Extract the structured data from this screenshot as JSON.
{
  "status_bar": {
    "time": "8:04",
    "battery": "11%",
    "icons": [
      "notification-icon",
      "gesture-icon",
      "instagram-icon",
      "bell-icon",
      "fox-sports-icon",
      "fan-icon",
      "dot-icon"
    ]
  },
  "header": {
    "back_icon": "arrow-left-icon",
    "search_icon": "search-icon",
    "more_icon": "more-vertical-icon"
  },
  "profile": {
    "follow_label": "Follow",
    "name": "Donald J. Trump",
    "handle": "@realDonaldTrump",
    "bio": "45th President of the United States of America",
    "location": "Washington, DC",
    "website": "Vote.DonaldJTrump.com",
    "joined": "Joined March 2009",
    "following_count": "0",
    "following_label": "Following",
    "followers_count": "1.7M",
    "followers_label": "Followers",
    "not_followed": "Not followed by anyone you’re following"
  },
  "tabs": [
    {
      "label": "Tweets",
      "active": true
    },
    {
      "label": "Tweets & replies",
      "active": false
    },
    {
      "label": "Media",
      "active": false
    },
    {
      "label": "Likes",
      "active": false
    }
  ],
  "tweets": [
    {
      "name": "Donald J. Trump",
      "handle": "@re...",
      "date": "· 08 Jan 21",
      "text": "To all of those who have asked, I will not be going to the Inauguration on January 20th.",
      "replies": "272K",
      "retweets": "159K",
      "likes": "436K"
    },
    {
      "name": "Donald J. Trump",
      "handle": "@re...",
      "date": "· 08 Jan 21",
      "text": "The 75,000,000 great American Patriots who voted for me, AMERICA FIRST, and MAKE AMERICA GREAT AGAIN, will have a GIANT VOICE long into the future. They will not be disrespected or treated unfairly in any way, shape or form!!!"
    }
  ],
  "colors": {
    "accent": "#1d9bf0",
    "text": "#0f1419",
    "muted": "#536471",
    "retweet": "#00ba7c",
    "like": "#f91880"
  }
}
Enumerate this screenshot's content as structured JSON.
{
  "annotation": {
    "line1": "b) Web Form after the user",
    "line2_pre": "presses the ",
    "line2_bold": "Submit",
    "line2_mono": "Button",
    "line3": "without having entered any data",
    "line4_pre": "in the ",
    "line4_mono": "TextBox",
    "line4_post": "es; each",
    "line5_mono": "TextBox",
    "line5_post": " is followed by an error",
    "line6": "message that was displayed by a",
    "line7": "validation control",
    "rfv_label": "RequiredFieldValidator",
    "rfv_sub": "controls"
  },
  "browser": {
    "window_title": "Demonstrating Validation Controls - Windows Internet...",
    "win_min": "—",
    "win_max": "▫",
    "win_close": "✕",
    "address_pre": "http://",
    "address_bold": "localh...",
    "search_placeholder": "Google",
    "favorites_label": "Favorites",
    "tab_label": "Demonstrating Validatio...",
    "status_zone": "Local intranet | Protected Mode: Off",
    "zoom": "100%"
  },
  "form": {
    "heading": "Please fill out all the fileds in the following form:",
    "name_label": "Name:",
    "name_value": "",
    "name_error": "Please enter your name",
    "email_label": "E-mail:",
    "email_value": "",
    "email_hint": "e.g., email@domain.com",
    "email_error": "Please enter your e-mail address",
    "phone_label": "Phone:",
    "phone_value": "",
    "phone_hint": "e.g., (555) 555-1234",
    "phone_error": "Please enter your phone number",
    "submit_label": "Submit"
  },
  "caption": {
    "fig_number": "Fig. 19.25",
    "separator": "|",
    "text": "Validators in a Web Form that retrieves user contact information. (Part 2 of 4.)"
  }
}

──────────

■ **Task brief**
Print out the whole listing exactly as it appears.

■ **Expected answer**
Extract the structured data from this screenshot as JSON.
{
  "status_bar": {
    "time": "8:04",
    "battery": "11%",
    "icons": [
      "notification-icon",
      "gesture-icon",
      "instagram-icon",
      "bell-icon",
      "fox-sports-icon",
      "fan-icon",
      "dot-icon"
    ]
  },
  "header": {
    "back_icon": "arrow-left-icon",
    "search_icon": "search-icon",
    "more_icon": "more-vertical-icon"
  },
  "profile": {
    "follow_label": "Follow",
    "name": "Donald J. Trump",
    "handle": "@realDonaldTrump",
    "bio": "45th President of the United States of America",
    "location": "Washington, DC",
    "website": "Vote.DonaldJTrump.com",
    "joined": "Joined March 2009",
    "following_count": "0",
    "following_label": "Following",
    "followers_count": "1.7M",
    "followers_label": "Followers",
    "not_followed": "Not followed by anyone you’re following"
  },
  "tabs": [
    {
      "label": "Tweets",
      "active": true
    },
    {
      "label": "Tweets & replies",
      "active": false
    },
    {
      "label": "Media",
      "active": false
    },
    {
      "label": "Likes",
      "active": false
    }
  ],
  "tweets": [
    {
      "name": "Donald J. Trump",
      "handle": "@re...",
      "date": "· 08 Jan 21",
      "text": "To all of those who have asked, I will not be going to the Inauguration on January 20th.",
      "replies": "272K",
      "retweets": "159K",
      "likes": "436K"
    },
    {
      "name": "Donald J. Trump",
      "handle": "@re...",
      "date": "· 08 Jan 21",
      "text": "The 75,000,000 great American Patriots who voted for me, AMERICA FIRST, and MAKE AMERICA GREAT AGAIN, will have a GIANT VOICE long into the future. They will not be disrespected or treated unfairly in any way, shape or form!!!"
    }
  ],
  "colors": {
    "accent": "#1d9bf0",
    "text": "#0f1419",
    "muted": "#536471",
    "retweet": "#00ba7c",
    "like": "#f91880"
  }
}
Enumerate this screenshot's content as structured JSON.
{
  "annotation": {
    "line1": "b) Web Form after the user",
    "line2_pre": "presses the ",
    "line2_bold": "Submit",
    "line2_mono": "Button",
    "line3": "without having entered any data",
    "line4_pre": "in the ",
    "line4_mono": "TextBox",
    "line4_post": "es; each",
    "line5_mono": "TextBox",
    "line5_post": " is followed by an error",
    "line6": "message that was displayed by a",
    "line7": "validation control",
    "rfv_label": "RequiredFieldValidator",
    "rfv_sub": "controls"
  },
  "browser": {
    "window_title": "Demonstrating Validation Controls - Windows Internet...",
    "win_min": "—",
    "win_max": "▫",
    "win_close": "✕",
    "address_pre": "http://",
    "address_bold": "localh...",
    "search_placeholder": "Google",
    "favorites_label": "Favorites",
    "tab_label": "Demonstrating Validatio...",
    "status_zone": "Local intranet | Protected Mode: Off",
    "zoom": "100%"
  },
  "form": {
    "heading": "Please fill out all the fileds in the following form:",
    "name_label": "Name:",
    "name_value": "",
    "name_error": "Please enter your name",
    "email_label": "E-mail:",
    "email_value": "",
    "email_hint": "e.g., email@domain.com",
    "email_error": "Please enter your e-mail address",
    "phone_label": "Phone:",
    "phone_value": "",
    "phone_hint": "e.g., (555) 555-1234",
    "phone_error": "Please enter your phone number",
    "submit_label": "Submit"
  },
  "caption": {
    "fig_number": "Fig. 19.25",
    "separator": "|",
    "text": "Validators in a Web Form that retrieves user contact information. (Part 2 of 4.)"
  }
}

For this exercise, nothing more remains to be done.